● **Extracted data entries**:
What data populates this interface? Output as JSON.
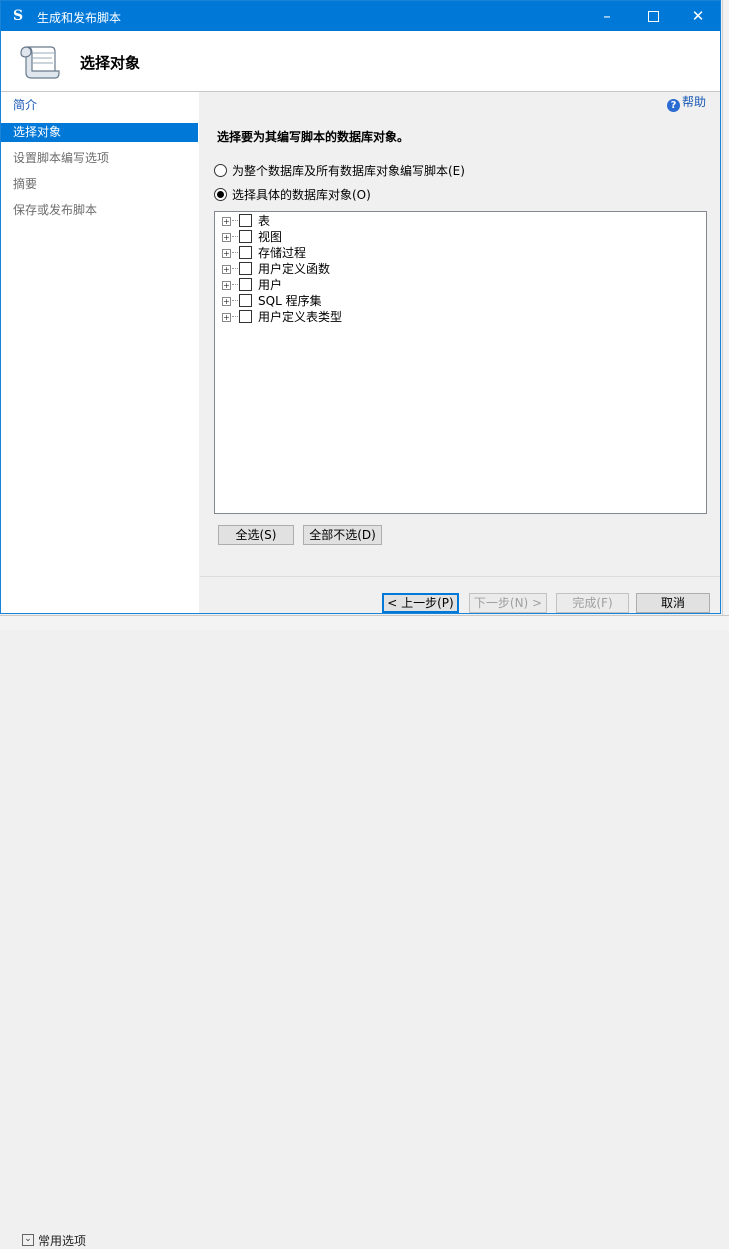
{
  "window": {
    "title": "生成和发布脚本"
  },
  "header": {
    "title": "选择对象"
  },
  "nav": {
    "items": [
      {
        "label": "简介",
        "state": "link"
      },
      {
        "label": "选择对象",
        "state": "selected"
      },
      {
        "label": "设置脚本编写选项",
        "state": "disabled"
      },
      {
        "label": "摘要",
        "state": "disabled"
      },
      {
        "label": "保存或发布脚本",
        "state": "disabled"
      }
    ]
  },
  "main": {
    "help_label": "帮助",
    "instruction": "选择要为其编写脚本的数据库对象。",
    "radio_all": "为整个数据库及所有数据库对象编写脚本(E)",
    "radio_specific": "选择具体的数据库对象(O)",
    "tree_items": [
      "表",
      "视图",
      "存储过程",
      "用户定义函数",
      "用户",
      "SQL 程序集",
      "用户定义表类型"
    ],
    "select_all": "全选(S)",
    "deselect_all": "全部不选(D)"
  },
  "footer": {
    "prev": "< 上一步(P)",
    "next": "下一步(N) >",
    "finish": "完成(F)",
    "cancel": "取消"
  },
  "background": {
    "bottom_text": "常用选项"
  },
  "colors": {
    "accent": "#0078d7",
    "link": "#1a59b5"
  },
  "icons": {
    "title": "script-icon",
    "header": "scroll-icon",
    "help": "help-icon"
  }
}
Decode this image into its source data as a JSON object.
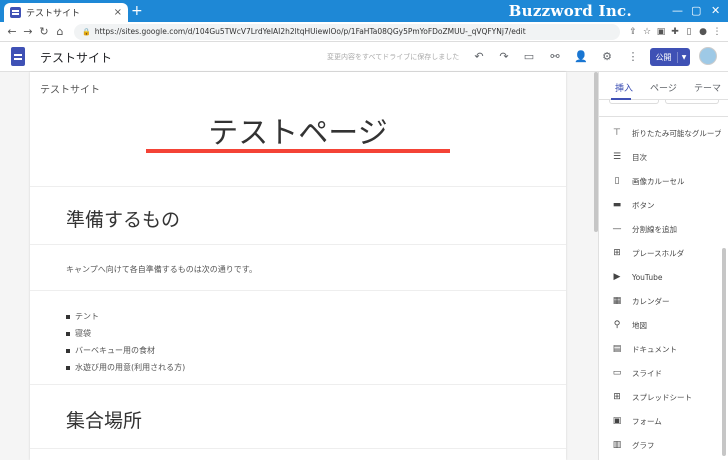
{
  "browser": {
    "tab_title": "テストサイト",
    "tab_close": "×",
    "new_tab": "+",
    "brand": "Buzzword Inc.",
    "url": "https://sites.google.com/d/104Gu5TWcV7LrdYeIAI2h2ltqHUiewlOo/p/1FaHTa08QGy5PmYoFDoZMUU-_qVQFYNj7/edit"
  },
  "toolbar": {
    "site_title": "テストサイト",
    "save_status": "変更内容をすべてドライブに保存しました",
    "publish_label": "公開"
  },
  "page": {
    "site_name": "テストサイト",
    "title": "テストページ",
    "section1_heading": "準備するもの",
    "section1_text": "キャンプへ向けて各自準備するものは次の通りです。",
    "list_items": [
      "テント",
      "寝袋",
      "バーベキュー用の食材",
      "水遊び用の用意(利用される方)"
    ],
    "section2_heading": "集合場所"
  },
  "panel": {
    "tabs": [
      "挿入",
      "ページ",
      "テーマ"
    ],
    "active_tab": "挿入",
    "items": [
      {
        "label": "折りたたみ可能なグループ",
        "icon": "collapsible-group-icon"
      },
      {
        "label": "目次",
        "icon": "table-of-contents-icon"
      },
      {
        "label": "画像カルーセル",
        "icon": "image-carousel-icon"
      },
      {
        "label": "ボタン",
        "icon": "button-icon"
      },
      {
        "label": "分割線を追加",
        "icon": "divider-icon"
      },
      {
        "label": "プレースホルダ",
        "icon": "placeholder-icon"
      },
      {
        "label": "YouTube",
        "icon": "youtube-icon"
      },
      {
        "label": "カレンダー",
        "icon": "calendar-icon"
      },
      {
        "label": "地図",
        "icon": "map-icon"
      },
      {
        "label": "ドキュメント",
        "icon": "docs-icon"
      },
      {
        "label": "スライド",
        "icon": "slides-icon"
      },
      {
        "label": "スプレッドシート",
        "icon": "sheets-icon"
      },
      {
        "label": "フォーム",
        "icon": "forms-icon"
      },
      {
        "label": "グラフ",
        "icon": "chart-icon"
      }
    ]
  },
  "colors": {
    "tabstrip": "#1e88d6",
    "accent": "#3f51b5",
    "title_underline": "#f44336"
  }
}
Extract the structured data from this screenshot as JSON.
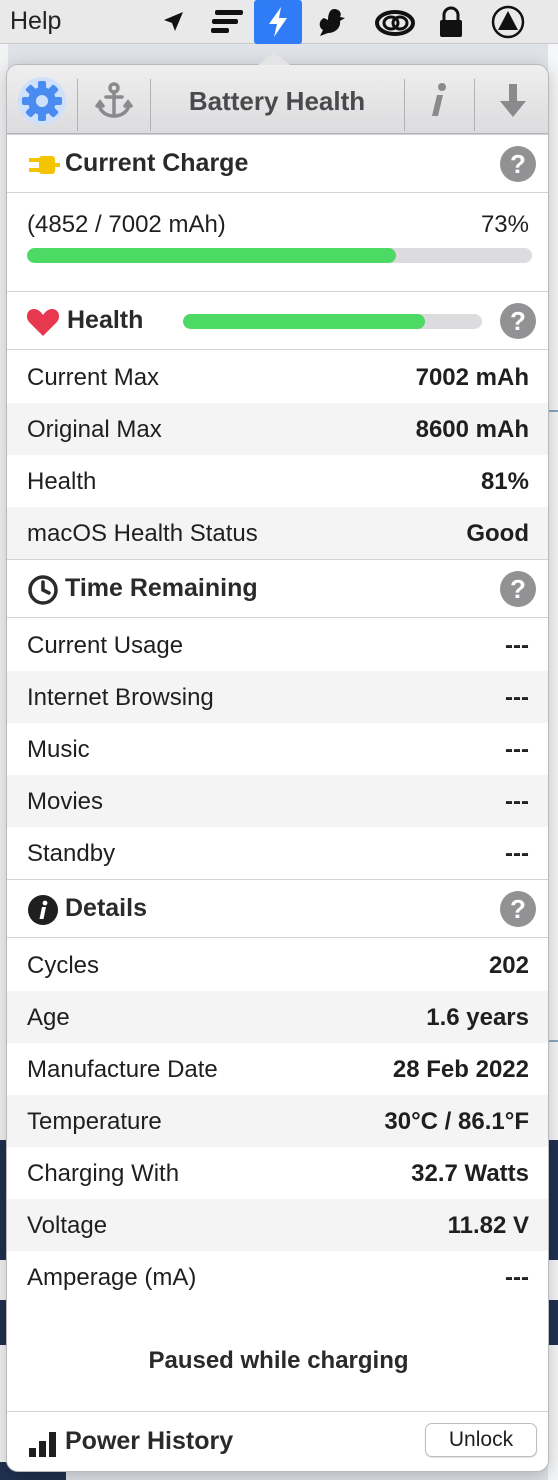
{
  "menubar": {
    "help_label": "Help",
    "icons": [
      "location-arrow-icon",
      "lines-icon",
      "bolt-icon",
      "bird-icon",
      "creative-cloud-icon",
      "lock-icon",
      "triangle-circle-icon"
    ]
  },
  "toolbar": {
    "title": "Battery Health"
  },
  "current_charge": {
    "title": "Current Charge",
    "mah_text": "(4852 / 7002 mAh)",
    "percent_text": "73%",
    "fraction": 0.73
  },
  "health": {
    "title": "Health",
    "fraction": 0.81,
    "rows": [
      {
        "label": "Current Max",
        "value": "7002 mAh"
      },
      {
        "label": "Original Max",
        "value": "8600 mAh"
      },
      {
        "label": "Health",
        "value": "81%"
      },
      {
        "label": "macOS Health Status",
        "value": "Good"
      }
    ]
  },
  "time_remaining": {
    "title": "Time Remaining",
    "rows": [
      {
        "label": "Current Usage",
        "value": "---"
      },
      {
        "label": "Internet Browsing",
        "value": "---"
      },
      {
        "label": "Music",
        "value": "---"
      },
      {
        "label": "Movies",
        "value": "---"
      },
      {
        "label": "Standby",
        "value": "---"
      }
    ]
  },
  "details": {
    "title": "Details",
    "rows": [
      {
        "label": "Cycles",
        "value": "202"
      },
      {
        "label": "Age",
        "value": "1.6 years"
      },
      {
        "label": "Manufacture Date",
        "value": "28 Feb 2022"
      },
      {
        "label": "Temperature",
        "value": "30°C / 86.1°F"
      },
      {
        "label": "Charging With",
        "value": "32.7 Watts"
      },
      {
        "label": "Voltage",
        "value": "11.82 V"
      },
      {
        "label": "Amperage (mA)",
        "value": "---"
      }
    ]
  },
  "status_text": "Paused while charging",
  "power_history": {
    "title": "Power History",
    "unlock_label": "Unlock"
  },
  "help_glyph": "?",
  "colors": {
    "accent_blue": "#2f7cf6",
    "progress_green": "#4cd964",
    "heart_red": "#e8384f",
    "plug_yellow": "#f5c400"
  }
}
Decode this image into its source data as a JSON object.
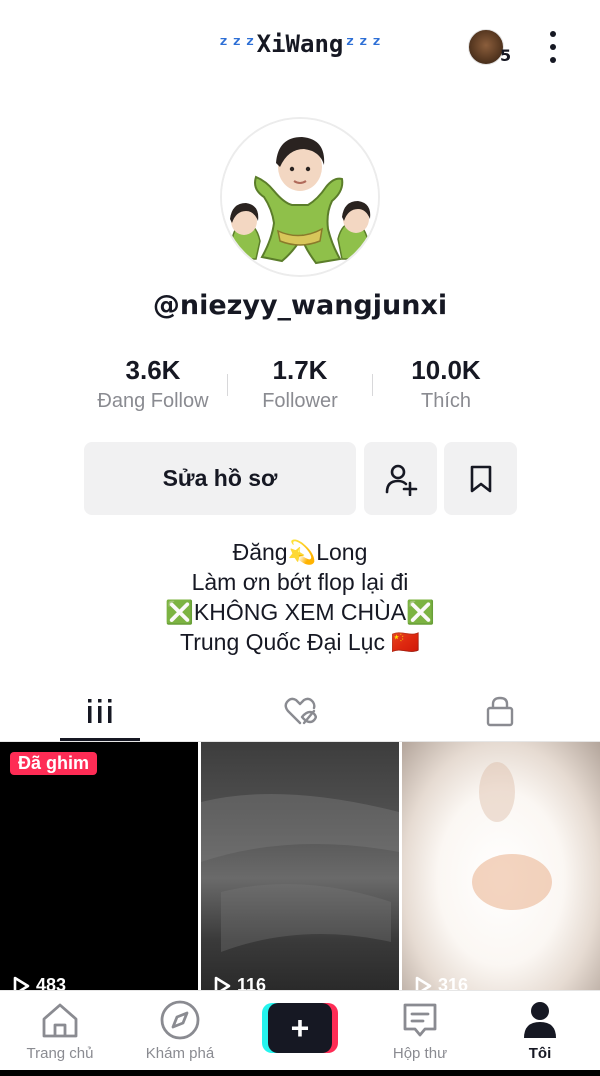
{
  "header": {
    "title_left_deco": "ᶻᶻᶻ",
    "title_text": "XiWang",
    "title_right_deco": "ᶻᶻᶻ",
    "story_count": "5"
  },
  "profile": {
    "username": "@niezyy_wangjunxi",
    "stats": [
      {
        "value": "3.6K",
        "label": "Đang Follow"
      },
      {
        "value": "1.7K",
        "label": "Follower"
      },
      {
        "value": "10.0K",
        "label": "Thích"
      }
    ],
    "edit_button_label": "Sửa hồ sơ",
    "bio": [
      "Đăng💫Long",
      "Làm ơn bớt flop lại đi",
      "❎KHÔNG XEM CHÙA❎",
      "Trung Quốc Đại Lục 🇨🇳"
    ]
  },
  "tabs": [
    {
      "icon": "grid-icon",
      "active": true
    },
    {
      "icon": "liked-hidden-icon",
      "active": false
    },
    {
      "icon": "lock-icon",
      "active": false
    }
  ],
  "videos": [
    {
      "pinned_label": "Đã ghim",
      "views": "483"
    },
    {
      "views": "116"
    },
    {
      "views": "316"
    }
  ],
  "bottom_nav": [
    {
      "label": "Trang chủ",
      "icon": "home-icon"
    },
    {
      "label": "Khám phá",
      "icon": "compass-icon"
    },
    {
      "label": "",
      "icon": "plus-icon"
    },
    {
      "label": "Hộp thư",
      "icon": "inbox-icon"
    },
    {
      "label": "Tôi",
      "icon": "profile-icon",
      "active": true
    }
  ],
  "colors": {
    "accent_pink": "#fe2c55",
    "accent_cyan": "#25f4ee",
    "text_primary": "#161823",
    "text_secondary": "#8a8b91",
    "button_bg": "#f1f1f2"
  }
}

● **Do this**:
Exactly reproduce the entries above, minus the pictures.

● **Solution to the exercise**:
What data populates this interface? Output as JSON.
{
  "window": {
    "title": "生成和发布脚本"
  },
  "header": {
    "title": "选择对象"
  },
  "nav": {
    "items": [
      {
        "label": "简介",
        "state": "link"
      },
      {
        "label": "选择对象",
        "state": "selected"
      },
      {
        "label": "设置脚本编写选项",
        "state": "disabled"
      },
      {
        "label": "摘要",
        "state": "disabled"
      },
      {
        "label": "保存或发布脚本",
        "state": "disabled"
      }
    ]
  },
  "main": {
    "help_label": "帮助",
    "instruction": "选择要为其编写脚本的数据库对象。",
    "radio_all": "为整个数据库及所有数据库对象编写脚本(E)",
    "radio_specific": "选择具体的数据库对象(O)",
    "tree_items": [
      "表",
      "视图",
      "存储过程",
      "用户定义函数",
      "用户",
      "SQL 程序集",
      "用户定义表类型"
    ],
    "select_all": "全选(S)",
    "deselect_all": "全部不选(D)"
  },
  "footer": {
    "prev": "< 上一步(P)",
    "next": "下一步(N) >",
    "finish": "完成(F)",
    "cancel": "取消"
  },
  "background": {
    "bottom_text": "常用选项"
  },
  "colors": {
    "accent": "#0078d7",
    "link": "#1a59b5"
  },
  "icons": {
    "title": "script-icon",
    "header": "scroll-icon",
    "help": "help-icon"
  }
}
Decode this image into its source data as a JSON object.
{
  "browser": {
    "tab_title": "テストサイト",
    "tab_close": "×",
    "new_tab": "+",
    "brand": "Buzzword Inc.",
    "url": "https://sites.google.com/d/104Gu5TWcV7LrdYeIAI2h2ltqHUiewlOo/p/1FaHTa08QGy5PmYoFDoZMUU-_qVQFYNj7/edit"
  },
  "toolbar": {
    "site_title": "テストサイト",
    "save_status": "変更内容をすべてドライブに保存しました",
    "publish_label": "公開"
  },
  "page": {
    "site_name": "テストサイト",
    "title": "テストページ",
    "section1_heading": "準備するもの",
    "section1_text": "キャンプへ向けて各自準備するものは次の通りです。",
    "list_items": [
      "テント",
      "寝袋",
      "バーベキュー用の食材",
      "水遊び用の用意(利用される方)"
    ],
    "section2_heading": "集合場所"
  },
  "panel": {
    "tabs": [
      "挿入",
      "ページ",
      "テーマ"
    ],
    "active_tab": "挿入",
    "items": [
      {
        "label": "折りたたみ可能なグループ",
        "icon": "collapsible-group-icon"
      },
      {
        "label": "目次",
        "icon": "table-of-contents-icon"
      },
      {
        "label": "画像カルーセル",
        "icon": "image-carousel-icon"
      },
      {
        "label": "ボタン",
        "icon": "button-icon"
      },
      {
        "label": "分割線を追加",
        "icon": "divider-icon"
      },
      {
        "label": "プレースホルダ",
        "icon": "placeholder-icon"
      },
      {
        "label": "YouTube",
        "icon": "youtube-icon"
      },
      {
        "label": "カレンダー",
        "icon": "calendar-icon"
      },
      {
        "label": "地図",
        "icon": "map-icon"
      },
      {
        "label": "ドキュメント",
        "icon": "docs-icon"
      },
      {
        "label": "スライド",
        "icon": "slides-icon"
      },
      {
        "label": "スプレッドシート",
        "icon": "sheets-icon"
      },
      {
        "label": "フォーム",
        "icon": "forms-icon"
      },
      {
        "label": "グラフ",
        "icon": "chart-icon"
      }
    ]
  },
  "colors": {
    "tabstrip": "#1e88d6",
    "accent": "#3f51b5",
    "title_underline": "#f44336"
  }
}
Extract the structured data from this screenshot as JSON.
{
  "menubar": {
    "help_label": "Help",
    "icons": [
      "location-arrow-icon",
      "lines-icon",
      "bolt-icon",
      "bird-icon",
      "creative-cloud-icon",
      "lock-icon",
      "triangle-circle-icon"
    ]
  },
  "toolbar": {
    "title": "Battery Health"
  },
  "current_charge": {
    "title": "Current Charge",
    "mah_text": "(4852 / 7002 mAh)",
    "percent_text": "73%",
    "fraction": 0.73
  },
  "health": {
    "title": "Health",
    "fraction": 0.81,
    "rows": [
      {
        "label": "Current Max",
        "value": "7002 mAh"
      },
      {
        "label": "Original Max",
        "value": "8600 mAh"
      },
      {
        "label": "Health",
        "value": "81%"
      },
      {
        "label": "macOS Health Status",
        "value": "Good"
      }
    ]
  },
  "time_remaining": {
    "title": "Time Remaining",
    "rows": [
      {
        "label": "Current Usage",
        "value": "---"
      },
      {
        "label": "Internet Browsing",
        "value": "---"
      },
      {
        "label": "Music",
        "value": "---"
      },
      {
        "label": "Movies",
        "value": "---"
      },
      {
        "label": "Standby",
        "value": "---"
      }
    ]
  },
  "details": {
    "title": "Details",
    "rows": [
      {
        "label": "Cycles",
        "value": "202"
      },
      {
        "label": "Age",
        "value": "1.6 years"
      },
      {
        "label": "Manufacture Date",
        "value": "28 Feb 2022"
      },
      {
        "label": "Temperature",
        "value": "30°C / 86.1°F"
      },
      {
        "label": "Charging With",
        "value": "32.7 Watts"
      },
      {
        "label": "Voltage",
        "value": "11.82 V"
      },
      {
        "label": "Amperage (mA)",
        "value": "---"
      }
    ]
  },
  "status_text": "Paused while charging",
  "power_history": {
    "title": "Power History",
    "unlock_label": "Unlock"
  },
  "help_glyph": "?",
  "colors": {
    "accent_blue": "#2f7cf6",
    "progress_green": "#4cd964",
    "heart_red": "#e8384f",
    "plug_yellow": "#f5c400"
  }
}
Decode this image into its source data as a JSON object.
{
  "header": {
    "title_left_deco": "ᶻᶻᶻ",
    "title_text": "XiWang",
    "title_right_deco": "ᶻᶻᶻ",
    "story_count": "5"
  },
  "profile": {
    "username": "@niezyy_wangjunxi",
    "stats": [
      {
        "value": "3.6K",
        "label": "Đang Follow"
      },
      {
        "value": "1.7K",
        "label": "Follower"
      },
      {
        "value": "10.0K",
        "label": "Thích"
      }
    ],
    "edit_button_label": "Sửa hồ sơ",
    "bio": [
      "Đăng💫Long",
      "Làm ơn bớt flop lại đi",
      "❎KHÔNG XEM CHÙA❎",
      "Trung Quốc Đại Lục 🇨🇳"
    ]
  },
  "tabs": [
    {
      "icon": "grid-icon",
      "active": true
    },
    {
      "icon": "liked-hidden-icon",
      "active": false
    },
    {
      "icon": "lock-icon",
      "active": false
    }
  ],
  "videos": [
    {
      "pinned_label": "Đã ghim",
      "views": "483"
    },
    {
      "views": "116"
    },
    {
      "views": "316"
    }
  ],
  "bottom_nav": [
    {
      "label": "Trang chủ",
      "icon": "home-icon"
    },
    {
      "label": "Khám phá",
      "icon": "compass-icon"
    },
    {
      "label": "",
      "icon": "plus-icon"
    },
    {
      "label": "Hộp thư",
      "icon": "inbox-icon"
    },
    {
      "label": "Tôi",
      "icon": "profile-icon",
      "active": true
    }
  ],
  "colors": {
    "accent_pink": "#fe2c55",
    "accent_cyan": "#25f4ee",
    "text_primary": "#161823",
    "text_secondary": "#8a8b91",
    "button_bg": "#f1f1f2"
  }
}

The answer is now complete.